- Extrait:

========================================

Ø      Considérant la jurisprudence européenne sur la “ vache folle ” (ESB) qui reconnaît qu’en cas de risque de dommages graves et irréversibles, “ il convient de prendre des mesures sans attendre que soit pleinement démontrées la réalité et la gravité du risque ” (CJCE 5 mai 1998) ;

 

Ø      Considérant l’actualité, qui démontre de plus en plus la pertinence de ce principe : affaires de l’amiante, du sang contaminé par le VIH, de la « vache folle » (E.S.B.) … ;

 

Ø      Considérant les dispositions de l’article L 2121-29 du Code Général des Collectivités Territoriales, édictant que le Conseil Municipal peut délibérer de tout ce qui a trait à l’intérêt de la commune ;

 

Ø      Considérant les pouvoirs du Maire en matière de police rurale (article L 2212-1 du Code Général des Collectivités Territoriales), et en matière de police municipale, l’article L 2212-2 du Code Général des Collectivités Territoriales précisant (alinéa 5) qu’il est de la compétence expresse du Maire de prévenir et de faire cesser « les pollutions de toute nature » ;

 

 

Après en avoir délibéré, le Conseil Municipal de ………………… décide :

 

 

Article Unique : le Conseil Municipal de ……………… se déclare fermement opposé à la culture, à des fins commerciales ou expérimentales, de plantes génétiquement modifiées sur le territoire communal, et demande à Monsieur/Madame le Maire d’en prononcer l’interdiction.

========================================

- Tâche à réaliser:
Recopiez fidèlement tout ce qui, dans l'extrait, s'étend de « Après en avoir » jusqu'à « d’en prononcer l’interdiction. ».

========================================

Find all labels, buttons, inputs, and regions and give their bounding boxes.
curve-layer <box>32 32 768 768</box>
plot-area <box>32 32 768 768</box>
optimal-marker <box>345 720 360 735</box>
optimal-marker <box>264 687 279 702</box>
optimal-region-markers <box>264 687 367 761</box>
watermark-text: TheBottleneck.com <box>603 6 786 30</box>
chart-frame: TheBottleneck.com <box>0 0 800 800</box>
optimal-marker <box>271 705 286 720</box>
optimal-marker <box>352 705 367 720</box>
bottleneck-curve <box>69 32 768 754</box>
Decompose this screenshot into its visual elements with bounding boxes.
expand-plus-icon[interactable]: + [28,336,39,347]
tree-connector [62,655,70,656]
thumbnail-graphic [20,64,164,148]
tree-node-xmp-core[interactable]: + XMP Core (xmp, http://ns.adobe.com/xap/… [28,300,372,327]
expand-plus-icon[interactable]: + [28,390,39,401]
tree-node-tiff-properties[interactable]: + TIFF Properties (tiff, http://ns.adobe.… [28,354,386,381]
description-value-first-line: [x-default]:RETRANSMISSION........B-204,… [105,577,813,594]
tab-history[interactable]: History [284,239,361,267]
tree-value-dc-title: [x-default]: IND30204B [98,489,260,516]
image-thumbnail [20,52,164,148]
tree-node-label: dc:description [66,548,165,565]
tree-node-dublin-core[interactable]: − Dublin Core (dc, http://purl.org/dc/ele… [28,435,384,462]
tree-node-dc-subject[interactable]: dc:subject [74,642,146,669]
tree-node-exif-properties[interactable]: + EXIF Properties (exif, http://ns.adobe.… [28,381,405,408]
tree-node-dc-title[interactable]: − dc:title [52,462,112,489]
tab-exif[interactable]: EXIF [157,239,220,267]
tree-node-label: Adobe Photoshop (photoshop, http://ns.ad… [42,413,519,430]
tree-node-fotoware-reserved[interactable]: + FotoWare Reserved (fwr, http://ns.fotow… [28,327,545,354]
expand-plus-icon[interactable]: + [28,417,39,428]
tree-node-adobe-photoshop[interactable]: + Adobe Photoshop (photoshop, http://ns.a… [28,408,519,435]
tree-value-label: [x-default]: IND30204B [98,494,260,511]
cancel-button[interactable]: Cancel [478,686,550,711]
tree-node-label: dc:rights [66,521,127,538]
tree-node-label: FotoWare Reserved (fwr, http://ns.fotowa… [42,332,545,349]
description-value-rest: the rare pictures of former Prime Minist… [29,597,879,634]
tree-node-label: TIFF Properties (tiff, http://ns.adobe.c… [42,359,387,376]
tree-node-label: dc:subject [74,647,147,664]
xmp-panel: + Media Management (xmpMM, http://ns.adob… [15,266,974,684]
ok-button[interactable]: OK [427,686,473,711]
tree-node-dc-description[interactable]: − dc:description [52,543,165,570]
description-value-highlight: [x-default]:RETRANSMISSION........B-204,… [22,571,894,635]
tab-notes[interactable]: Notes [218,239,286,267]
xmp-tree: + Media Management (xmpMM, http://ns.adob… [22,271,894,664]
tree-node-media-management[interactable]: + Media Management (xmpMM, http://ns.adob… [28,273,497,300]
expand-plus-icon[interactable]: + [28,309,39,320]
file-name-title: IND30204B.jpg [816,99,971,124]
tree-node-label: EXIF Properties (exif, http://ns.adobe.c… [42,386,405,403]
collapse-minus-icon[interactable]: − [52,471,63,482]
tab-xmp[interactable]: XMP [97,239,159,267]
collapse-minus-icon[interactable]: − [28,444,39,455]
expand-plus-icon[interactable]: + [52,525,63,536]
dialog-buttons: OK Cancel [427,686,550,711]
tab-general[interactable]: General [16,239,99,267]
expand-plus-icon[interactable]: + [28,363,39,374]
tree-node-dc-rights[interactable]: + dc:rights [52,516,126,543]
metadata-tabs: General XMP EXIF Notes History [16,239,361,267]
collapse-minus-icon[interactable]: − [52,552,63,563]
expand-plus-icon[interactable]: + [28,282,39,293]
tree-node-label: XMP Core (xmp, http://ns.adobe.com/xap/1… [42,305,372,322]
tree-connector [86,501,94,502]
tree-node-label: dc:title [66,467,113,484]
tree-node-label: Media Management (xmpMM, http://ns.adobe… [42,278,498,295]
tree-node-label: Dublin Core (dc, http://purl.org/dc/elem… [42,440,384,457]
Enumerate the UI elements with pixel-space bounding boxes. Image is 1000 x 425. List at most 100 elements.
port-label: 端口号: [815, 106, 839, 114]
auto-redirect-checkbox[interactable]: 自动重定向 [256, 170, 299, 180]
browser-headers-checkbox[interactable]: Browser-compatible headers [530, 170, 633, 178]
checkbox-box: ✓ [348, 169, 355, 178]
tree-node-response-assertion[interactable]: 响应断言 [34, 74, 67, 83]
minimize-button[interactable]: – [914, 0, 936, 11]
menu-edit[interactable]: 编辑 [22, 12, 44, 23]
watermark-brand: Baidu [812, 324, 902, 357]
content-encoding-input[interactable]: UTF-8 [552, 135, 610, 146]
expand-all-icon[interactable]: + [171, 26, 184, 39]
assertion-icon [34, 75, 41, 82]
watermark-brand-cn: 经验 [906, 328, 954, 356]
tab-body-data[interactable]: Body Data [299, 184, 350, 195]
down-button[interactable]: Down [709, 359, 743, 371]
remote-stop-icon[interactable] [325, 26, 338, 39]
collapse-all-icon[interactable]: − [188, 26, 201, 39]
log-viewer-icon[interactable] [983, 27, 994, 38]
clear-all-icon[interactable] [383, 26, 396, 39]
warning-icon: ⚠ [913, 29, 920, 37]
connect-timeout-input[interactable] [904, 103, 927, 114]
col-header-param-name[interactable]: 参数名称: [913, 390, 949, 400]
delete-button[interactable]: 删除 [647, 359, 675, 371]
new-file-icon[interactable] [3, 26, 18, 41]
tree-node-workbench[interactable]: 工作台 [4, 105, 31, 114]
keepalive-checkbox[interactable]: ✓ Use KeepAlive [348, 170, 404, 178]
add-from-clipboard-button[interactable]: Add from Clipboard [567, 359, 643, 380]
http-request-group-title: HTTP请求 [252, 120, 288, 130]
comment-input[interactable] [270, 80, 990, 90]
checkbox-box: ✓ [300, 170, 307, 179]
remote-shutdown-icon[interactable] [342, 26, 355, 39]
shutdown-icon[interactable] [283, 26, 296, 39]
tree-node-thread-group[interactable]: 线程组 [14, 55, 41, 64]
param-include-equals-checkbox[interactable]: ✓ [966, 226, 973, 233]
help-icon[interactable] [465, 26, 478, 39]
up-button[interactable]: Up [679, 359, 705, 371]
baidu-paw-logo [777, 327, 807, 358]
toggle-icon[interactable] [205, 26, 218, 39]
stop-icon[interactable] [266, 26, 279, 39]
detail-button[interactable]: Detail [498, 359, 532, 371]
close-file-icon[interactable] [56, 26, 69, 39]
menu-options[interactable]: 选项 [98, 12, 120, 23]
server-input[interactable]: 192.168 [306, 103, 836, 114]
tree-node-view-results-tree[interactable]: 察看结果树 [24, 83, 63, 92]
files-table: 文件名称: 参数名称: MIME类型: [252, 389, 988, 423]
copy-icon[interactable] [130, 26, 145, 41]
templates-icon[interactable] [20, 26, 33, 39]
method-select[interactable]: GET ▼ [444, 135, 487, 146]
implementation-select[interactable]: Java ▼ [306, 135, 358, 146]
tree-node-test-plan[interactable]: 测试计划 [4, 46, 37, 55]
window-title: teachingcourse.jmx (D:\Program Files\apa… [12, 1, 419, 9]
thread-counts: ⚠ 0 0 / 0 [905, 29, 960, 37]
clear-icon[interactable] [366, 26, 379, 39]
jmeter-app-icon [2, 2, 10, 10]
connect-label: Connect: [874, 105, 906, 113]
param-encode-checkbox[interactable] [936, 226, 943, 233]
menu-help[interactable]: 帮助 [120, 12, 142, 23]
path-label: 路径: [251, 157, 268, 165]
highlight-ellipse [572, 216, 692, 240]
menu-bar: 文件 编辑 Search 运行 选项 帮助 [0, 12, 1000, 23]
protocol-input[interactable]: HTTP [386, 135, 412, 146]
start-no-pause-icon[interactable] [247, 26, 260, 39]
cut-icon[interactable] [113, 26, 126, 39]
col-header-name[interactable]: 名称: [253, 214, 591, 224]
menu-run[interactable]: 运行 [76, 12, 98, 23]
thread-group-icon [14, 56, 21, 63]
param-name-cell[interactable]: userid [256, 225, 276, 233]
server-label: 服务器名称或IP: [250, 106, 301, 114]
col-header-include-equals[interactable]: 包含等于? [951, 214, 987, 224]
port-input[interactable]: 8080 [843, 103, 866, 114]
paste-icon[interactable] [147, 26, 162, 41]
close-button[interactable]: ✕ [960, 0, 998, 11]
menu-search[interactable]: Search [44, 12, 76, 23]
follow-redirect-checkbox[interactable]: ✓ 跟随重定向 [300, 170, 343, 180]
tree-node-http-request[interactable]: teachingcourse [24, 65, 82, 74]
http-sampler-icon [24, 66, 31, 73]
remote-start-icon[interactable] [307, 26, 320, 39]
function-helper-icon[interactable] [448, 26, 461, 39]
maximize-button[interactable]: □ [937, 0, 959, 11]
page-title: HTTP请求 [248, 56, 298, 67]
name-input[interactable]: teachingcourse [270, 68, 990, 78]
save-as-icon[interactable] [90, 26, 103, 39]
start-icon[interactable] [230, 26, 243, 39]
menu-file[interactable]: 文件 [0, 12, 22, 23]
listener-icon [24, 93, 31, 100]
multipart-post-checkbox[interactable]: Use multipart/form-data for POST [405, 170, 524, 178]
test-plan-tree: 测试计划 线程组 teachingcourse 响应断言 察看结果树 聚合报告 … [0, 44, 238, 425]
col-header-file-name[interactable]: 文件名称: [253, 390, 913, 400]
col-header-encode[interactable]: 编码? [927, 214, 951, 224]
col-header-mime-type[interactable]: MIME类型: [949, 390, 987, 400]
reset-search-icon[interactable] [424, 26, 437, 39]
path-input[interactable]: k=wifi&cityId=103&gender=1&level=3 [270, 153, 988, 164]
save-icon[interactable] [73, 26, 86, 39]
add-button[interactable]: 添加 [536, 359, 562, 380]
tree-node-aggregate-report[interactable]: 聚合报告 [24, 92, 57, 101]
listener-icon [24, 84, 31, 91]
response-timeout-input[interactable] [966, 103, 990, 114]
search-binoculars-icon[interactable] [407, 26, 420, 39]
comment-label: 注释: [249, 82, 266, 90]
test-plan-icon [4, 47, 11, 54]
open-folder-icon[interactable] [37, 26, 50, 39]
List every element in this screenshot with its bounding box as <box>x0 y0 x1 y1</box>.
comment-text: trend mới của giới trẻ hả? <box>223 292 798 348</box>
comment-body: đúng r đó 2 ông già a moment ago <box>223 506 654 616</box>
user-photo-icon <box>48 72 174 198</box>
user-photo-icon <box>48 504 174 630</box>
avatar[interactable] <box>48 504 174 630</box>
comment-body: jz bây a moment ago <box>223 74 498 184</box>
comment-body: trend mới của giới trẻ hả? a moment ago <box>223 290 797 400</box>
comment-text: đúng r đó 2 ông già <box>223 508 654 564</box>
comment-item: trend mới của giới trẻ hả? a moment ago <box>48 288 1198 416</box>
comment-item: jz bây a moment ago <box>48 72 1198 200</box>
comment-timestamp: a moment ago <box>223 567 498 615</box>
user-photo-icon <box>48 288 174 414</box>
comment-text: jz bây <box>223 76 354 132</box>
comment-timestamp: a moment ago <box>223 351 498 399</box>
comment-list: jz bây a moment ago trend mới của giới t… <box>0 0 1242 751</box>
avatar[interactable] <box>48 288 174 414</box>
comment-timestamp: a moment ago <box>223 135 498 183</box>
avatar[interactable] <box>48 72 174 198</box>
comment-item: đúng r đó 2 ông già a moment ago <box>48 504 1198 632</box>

========================================

- Problème résolu:
Après en avoir délibéré, le Conseil Municipal de ………………… décide :

 

 

Article Unique : le Conseil Municipal de ……………… se déclare fermement opposé à la culture, à des fins commerciales ou expérimentales, de plantes génétiquement modifiées sur le territoire communal, et demande à Monsieur/Madame le Maire d’en prononcer l’interdiction.